→ Provided records:
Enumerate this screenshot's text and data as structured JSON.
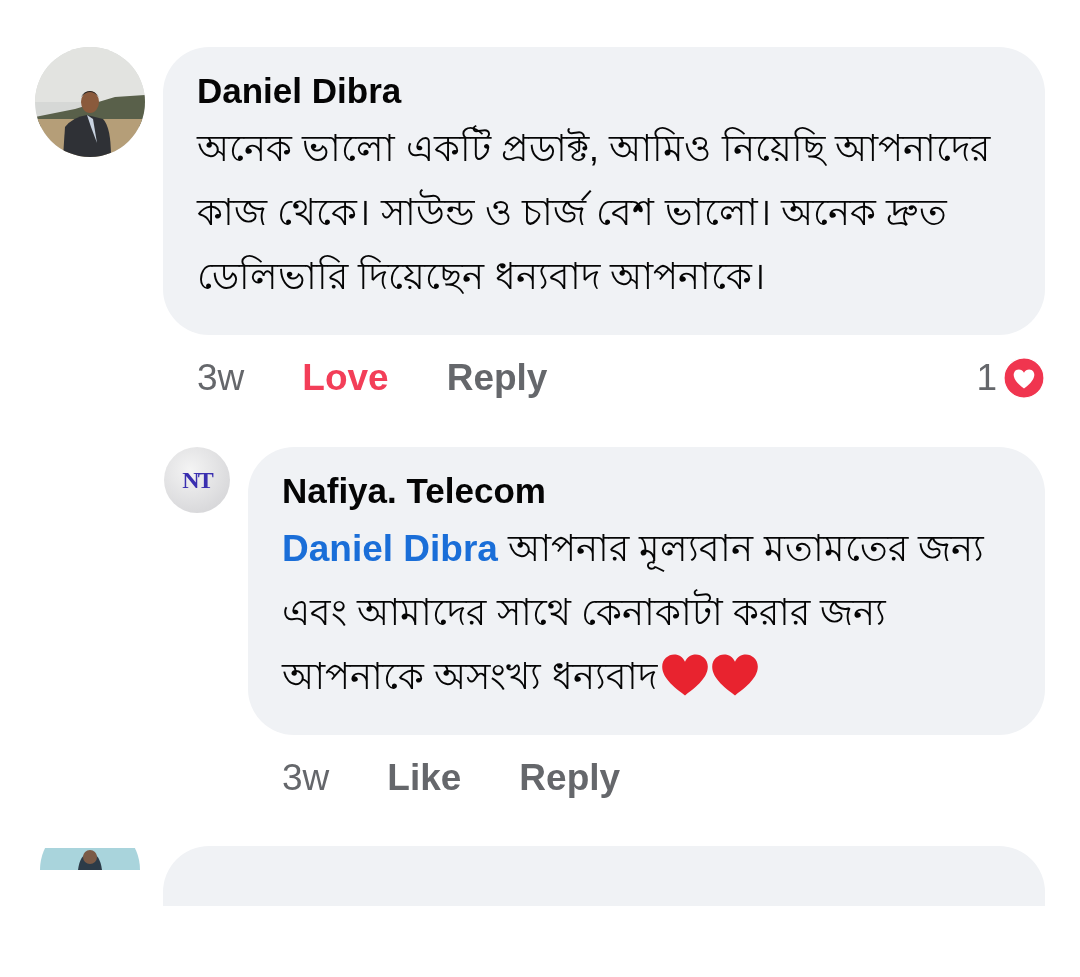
{
  "comment": {
    "author": "Daniel Dibra",
    "text": "অনেক ভালো একটি প্রডাক্ট, আমিও নিয়েছি আপনাদের কাজ থেকে। সাউন্ড ও চার্জ বেশ ভালো। অনেক দ্রুত ডেলিভারি দিয়েছেন ধন্যবাদ আপনাকে।",
    "time": "3w",
    "reaction": {
      "label": "Love",
      "selected": true
    },
    "reply_label": "Reply",
    "reaction_count": "1",
    "replies": [
      {
        "author": "Nafiya. Telecom",
        "avatar": {
          "kind": "logo",
          "logo_text": "NT"
        },
        "mention": "Daniel Dibra",
        "text": "আপনার মূল্যবান মতামতের জন্য এবং আমাদের সাথে কেনাকাটা করার জন্য আপনাকে অসংখ্য ধন্যবাদ",
        "trailing_icons": [
          {
            "kind": "heart"
          },
          {
            "kind": "heart"
          }
        ],
        "time": "3w",
        "reaction": {
          "label": "Like",
          "selected": false
        },
        "reply_label": "Reply"
      }
    ]
  }
}
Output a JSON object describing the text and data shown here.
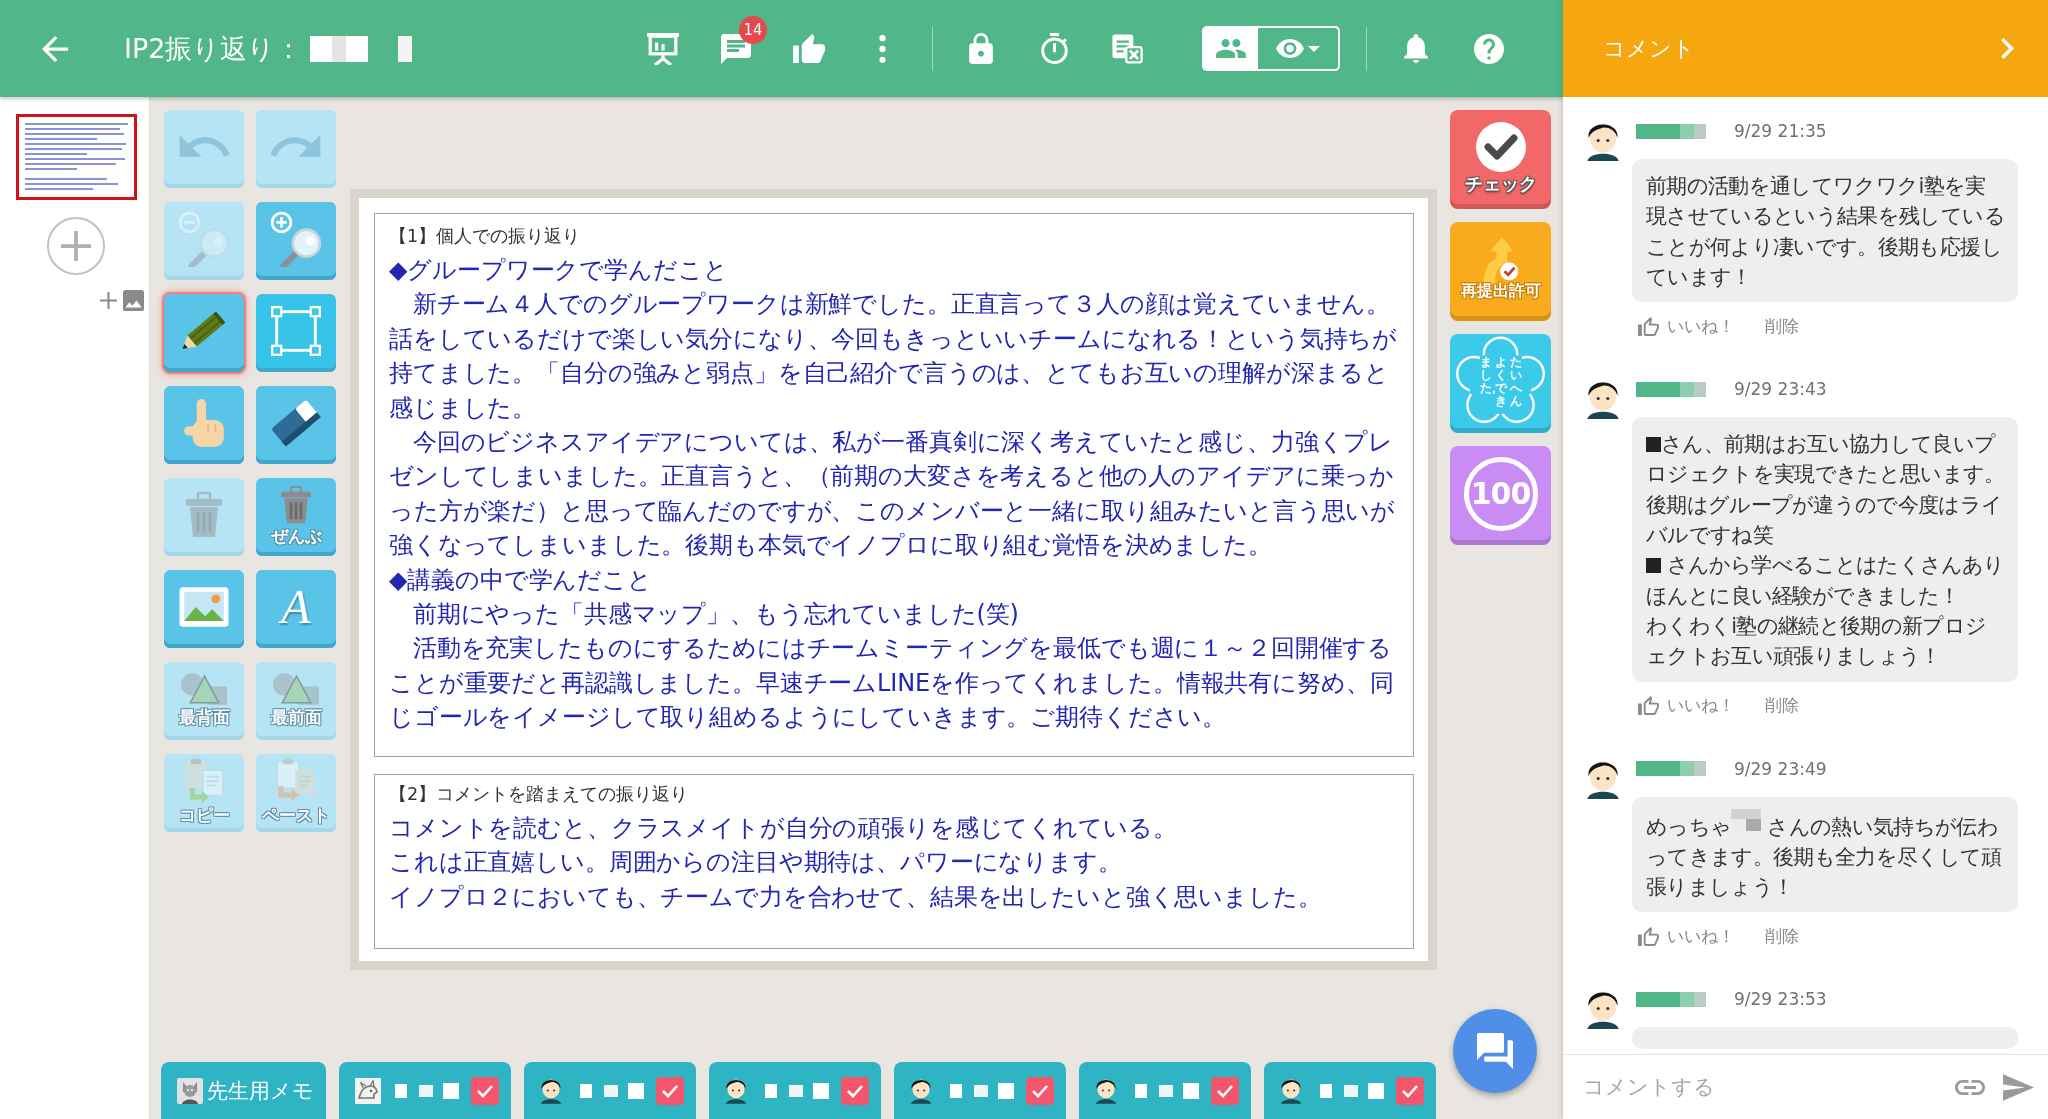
{
  "top_bar": {
    "title": "IP2振り返り：",
    "chat_badge": "14",
    "view_toggle": [
      {
        "kind": "group",
        "selected": true
      },
      {
        "kind": "visibility",
        "selected": false
      }
    ]
  },
  "pages": [
    {
      "selected": true
    }
  ],
  "tools": [
    {
      "kind": "undo",
      "disabled": true,
      "selected": false
    },
    {
      "kind": "redo",
      "disabled": true,
      "selected": false
    },
    {
      "kind": "zoom_out",
      "disabled": true,
      "selected": false
    },
    {
      "kind": "zoom_in",
      "disabled": false,
      "selected": false
    },
    {
      "kind": "pen",
      "disabled": false,
      "selected": true
    },
    {
      "kind": "select",
      "disabled": false,
      "selected": false
    },
    {
      "kind": "hand",
      "disabled": false,
      "selected": false
    },
    {
      "kind": "eraser",
      "disabled": false,
      "selected": false
    },
    {
      "kind": "delete",
      "disabled": true,
      "selected": false
    },
    {
      "kind": "delete_all",
      "label": "ぜんぶ",
      "disabled": false,
      "selected": false
    },
    {
      "kind": "image",
      "disabled": false,
      "selected": false
    },
    {
      "kind": "text",
      "label": "A",
      "disabled": false,
      "selected": false
    },
    {
      "kind": "to_back",
      "label": "最背面",
      "disabled": true,
      "selected": false
    },
    {
      "kind": "to_front",
      "label": "最前面",
      "disabled": true,
      "selected": false
    },
    {
      "kind": "copy",
      "label": "コピー",
      "disabled": true,
      "selected": false
    },
    {
      "kind": "paste",
      "label": "ペースト",
      "disabled": true,
      "selected": false
    }
  ],
  "document": {
    "sections": [
      {
        "heading": "【1】個人での振り返り",
        "paragraphs": [
          "◆グループワークで学んだこと",
          "　新チーム４人でのグループワークは新鮮でした。正直言って３人の顔は覚えていません。話をしているだけで楽しい気分になり、今回もきっといいチームになれる！という気持ちが持てました。「自分の強みと弱点」を自己紹介で言うのは、とてもお互いの理解が深まると感じました。",
          "　今回のビジネスアイデアについては、私が一番真剣に深く考えていたと感じ、力強くプレゼンしてしまいました。正直言うと、（前期の大変さを考えると他の人のアイデアに乗っかった方が楽だ）と思って臨んだのですが、このメンバーと一緒に取り組みたいと言う思いが強くなってしまいました。後期も本気でイノプロに取り組む覚悟を決めました。",
          "◆講義の中で学んだこと",
          "　前期にやった「共感マップ」、もう忘れていました(笑)",
          "　活動を充実したものにするためにはチームミーティングを最低でも週に１～２回開催することが重要だと再認識しました。早速チームLINEを作ってくれました。情報共有に努め、同じゴールをイメージして取り組めるようにしていきます。ご期待ください。"
        ]
      },
      {
        "heading": "【2】コメントを踏まえての振り返り",
        "paragraphs": [
          "コメントを読むと、クラスメイトが自分の頑張りを感じてくれている。",
          "これは正直嬉しい。周囲からの注目や期待は、パワーになります。",
          "イノプロ２においても、チームで力を合わせて、結果を出したいと強く思いました。"
        ]
      }
    ]
  },
  "stamps": [
    {
      "kind": "check",
      "label": "チェック",
      "color": "#f26767"
    },
    {
      "kind": "resubmit",
      "label": "再提出許可",
      "color": "#f9aa1d"
    },
    {
      "kind": "praise",
      "columns": [
        "ました。",
        "よくでき",
        "たいへん"
      ],
      "color": "#3ccaea"
    },
    {
      "kind": "score",
      "label": "100",
      "color": "#c98cf4"
    }
  ],
  "student_tabs": [
    {
      "kind": "memo",
      "label": "先生用メモ"
    },
    {
      "kind": "pet",
      "checked": true
    },
    {
      "kind": "student",
      "checked": true
    },
    {
      "kind": "student",
      "checked": true
    },
    {
      "kind": "student",
      "checked": true
    },
    {
      "kind": "student",
      "checked": true
    },
    {
      "kind": "student",
      "checked": true
    }
  ],
  "comment_panel": {
    "title": "コメント",
    "comments": [
      {
        "time": "9/29 21:35",
        "paragraphs": [
          [
            {
              "kind": "text",
              "text": "前期の活動を通してワクワクi塾を実現させているという結果を残していることが何より凄いです。後期も応援しています！"
            }
          ]
        ],
        "like": "いいね！",
        "delete": "削除"
      },
      {
        "time": "9/29 23:43",
        "paragraphs": [
          [
            {
              "kind": "blackout"
            },
            {
              "kind": "text",
              "text": "さん、前期はお互い協力して良いプロジェクトを実現できたと思います。"
            }
          ],
          [
            {
              "kind": "text",
              "text": "後期はグループが違うので今度はライバルですね笑"
            }
          ],
          [
            {
              "kind": "blackout"
            },
            {
              "kind": "text",
              "text": " さんから学べることはたくさんありほんとに良い経験ができました！"
            }
          ],
          [
            {
              "kind": "text",
              "text": "わくわくi塾の継続と後期の新プロジェクトお互い頑張りましょう！"
            }
          ]
        ],
        "like": "いいね！",
        "delete": "削除"
      },
      {
        "time": "9/29 23:49",
        "paragraphs": [
          [
            {
              "kind": "text",
              "text": "めっちゃ"
            },
            {
              "kind": "mosaic"
            },
            {
              "kind": "text",
              "text": " さんの熱い気持ちが伝わってきます。後期も全力を尽くして頑張りましょう！"
            }
          ]
        ],
        "like": "いいね！",
        "delete": "削除"
      },
      {
        "time": "9/29 23:53"
      }
    ],
    "input": {
      "placeholder": "コメントする"
    }
  }
}
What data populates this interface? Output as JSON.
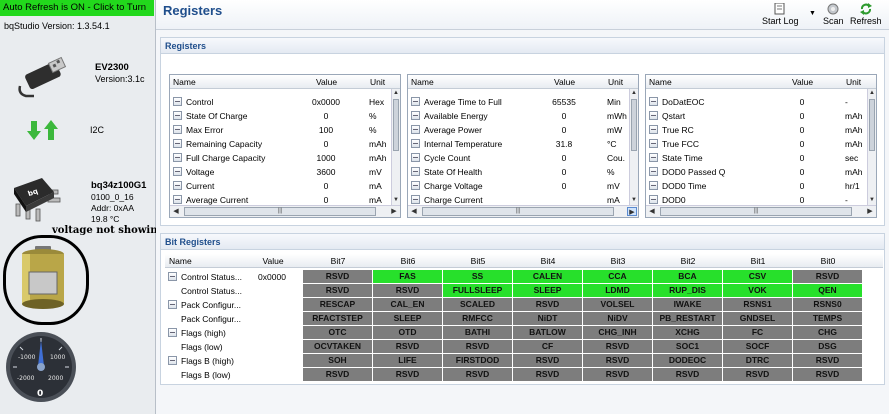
{
  "left": {
    "auto_refresh": "Auto Refresh is ON - Click to Turn",
    "version": "bqStudio Version:  1.3.54.1",
    "adapter": {
      "name": "EV2300",
      "version": "Version:3.1c"
    },
    "bus": "I2C",
    "device": {
      "name": "bq34z100G1",
      "id": "0100_0_16",
      "addr": "Addr: 0xAA",
      "temp": "19.8 °C"
    },
    "annotation": "voltage not showing",
    "gauge": {
      "labels": [
        "-1000",
        "1000",
        "-2000",
        "2000"
      ],
      "value": "0"
    }
  },
  "toolbar": {
    "title": "Registers",
    "start_log": "Start Log",
    "scan": "Scan",
    "refresh": "Refresh"
  },
  "registers": {
    "section_title": "Registers",
    "columns": {
      "name": "Name",
      "value": "Value",
      "unit": "Unit"
    },
    "tables": [
      {
        "rows": [
          {
            "name": "Control",
            "value": "0x0000",
            "unit": "Hex"
          },
          {
            "name": "State Of Charge",
            "value": "0",
            "unit": "%"
          },
          {
            "name": "Max Error",
            "value": "100",
            "unit": "%"
          },
          {
            "name": "Remaining Capacity",
            "value": "0",
            "unit": "mAh"
          },
          {
            "name": "Full Charge Capacity",
            "value": "1000",
            "unit": "mAh"
          },
          {
            "name": "Voltage",
            "value": "3600",
            "unit": "mV"
          },
          {
            "name": "Current",
            "value": "0",
            "unit": "mA"
          },
          {
            "name": "Average Current",
            "value": "0",
            "unit": "mA"
          }
        ]
      },
      {
        "rows": [
          {
            "name": "Average Time to Full",
            "value": "65535",
            "unit": "Min"
          },
          {
            "name": "Available Energy",
            "value": "0",
            "unit": "mWh"
          },
          {
            "name": "Average Power",
            "value": "0",
            "unit": "mW"
          },
          {
            "name": "Internal Temperature",
            "value": "31.8",
            "unit": "°C"
          },
          {
            "name": "Cycle Count",
            "value": "0",
            "unit": "Cou."
          },
          {
            "name": "State Of Health",
            "value": "0",
            "unit": "%"
          },
          {
            "name": "Charge Voltage",
            "value": "0",
            "unit": "mV"
          },
          {
            "name": "Charge Current",
            "value": "",
            "unit": "mA"
          }
        ]
      },
      {
        "rows": [
          {
            "name": "DoDatEOC",
            "value": "0",
            "unit": "-"
          },
          {
            "name": "Qstart",
            "value": "0",
            "unit": "mAh"
          },
          {
            "name": "True RC",
            "value": "0",
            "unit": "mAh"
          },
          {
            "name": "True FCC",
            "value": "0",
            "unit": "mAh"
          },
          {
            "name": "State Time",
            "value": "0",
            "unit": "sec"
          },
          {
            "name": "DOD0 Passed Q",
            "value": "0",
            "unit": "mAh"
          },
          {
            "name": "DOD0 Time",
            "value": "0",
            "unit": "hr/1"
          },
          {
            "name": "DOD0",
            "value": "0",
            "unit": "-"
          }
        ]
      }
    ]
  },
  "bit_registers": {
    "section_title": "Bit Registers",
    "columns": [
      "Name",
      "Value",
      "Bit7",
      "Bit6",
      "Bit5",
      "Bit4",
      "Bit3",
      "Bit2",
      "Bit1",
      "Bit0"
    ],
    "rows": [
      {
        "name": "Control Status...",
        "value": "0x0000",
        "checkbox": true,
        "bits": [
          [
            "RSVD",
            0
          ],
          [
            "FAS",
            1
          ],
          [
            "SS",
            1
          ],
          [
            "CALEN",
            1
          ],
          [
            "CCA",
            1
          ],
          [
            "BCA",
            1
          ],
          [
            "CSV",
            1
          ],
          [
            "RSVD",
            0
          ]
        ]
      },
      {
        "name": "Control Status...",
        "value": "",
        "checkbox": false,
        "bits": [
          [
            "RSVD",
            0
          ],
          [
            "RSVD",
            0
          ],
          [
            "FULLSLEEP",
            1
          ],
          [
            "SLEEP",
            1
          ],
          [
            "LDMD",
            1
          ],
          [
            "RUP_DIS",
            1
          ],
          [
            "VOK",
            1
          ],
          [
            "QEN",
            1
          ]
        ]
      },
      {
        "name": "Pack Configur...",
        "value": "",
        "checkbox": true,
        "bits": [
          [
            "RESCAP",
            0
          ],
          [
            "CAL_EN",
            0
          ],
          [
            "SCALED",
            0
          ],
          [
            "RSVD",
            0
          ],
          [
            "VOLSEL",
            0
          ],
          [
            "IWAKE",
            0
          ],
          [
            "RSNS1",
            0
          ],
          [
            "RSNS0",
            0
          ]
        ]
      },
      {
        "name": "Pack Configur...",
        "value": "",
        "checkbox": false,
        "bits": [
          [
            "RFACTSTEP",
            0
          ],
          [
            "SLEEP",
            0
          ],
          [
            "RMFCC",
            0
          ],
          [
            "NiDT",
            0
          ],
          [
            "NiDV",
            0
          ],
          [
            "PB_RESTART",
            0
          ],
          [
            "GNDSEL",
            0
          ],
          [
            "TEMPS",
            0
          ]
        ]
      },
      {
        "name": "Flags (high)",
        "value": "",
        "checkbox": true,
        "bits": [
          [
            "OTC",
            0
          ],
          [
            "OTD",
            0
          ],
          [
            "BATHI",
            0
          ],
          [
            "BATLOW",
            0
          ],
          [
            "CHG_INH",
            0
          ],
          [
            "XCHG",
            0
          ],
          [
            "FC",
            0
          ],
          [
            "CHG",
            0
          ]
        ]
      },
      {
        "name": "Flags (low)",
        "value": "",
        "checkbox": false,
        "bits": [
          [
            "OCVTAKEN",
            0
          ],
          [
            "RSVD",
            0
          ],
          [
            "RSVD",
            0
          ],
          [
            "CF",
            0
          ],
          [
            "RSVD",
            0
          ],
          [
            "SOC1",
            0
          ],
          [
            "SOCF",
            0
          ],
          [
            "DSG",
            0
          ]
        ]
      },
      {
        "name": "Flags B (high)",
        "value": "",
        "checkbox": true,
        "bits": [
          [
            "SOH",
            0
          ],
          [
            "LIFE",
            0
          ],
          [
            "FIRSTDOD",
            0
          ],
          [
            "RSVD",
            0
          ],
          [
            "RSVD",
            0
          ],
          [
            "DODEOC",
            0
          ],
          [
            "DTRC",
            0
          ],
          [
            "RSVD",
            0
          ]
        ]
      },
      {
        "name": "Flags B (low)",
        "value": "",
        "checkbox": false,
        "bits": [
          [
            "RSVD",
            0
          ],
          [
            "RSVD",
            0
          ],
          [
            "RSVD",
            0
          ],
          [
            "RSVD",
            0
          ],
          [
            "RSVD",
            0
          ],
          [
            "RSVD",
            0
          ],
          [
            "RSVD",
            0
          ],
          [
            "RSVD",
            0
          ]
        ]
      }
    ]
  },
  "colors": {
    "on": "#27e02b",
    "off": "#7d7d7d",
    "accent": "#1f4e8c"
  }
}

→ Given exercise: Determine how many lines of the entries above carry the string "Refresh", and give that number alone.

→ Task output: 2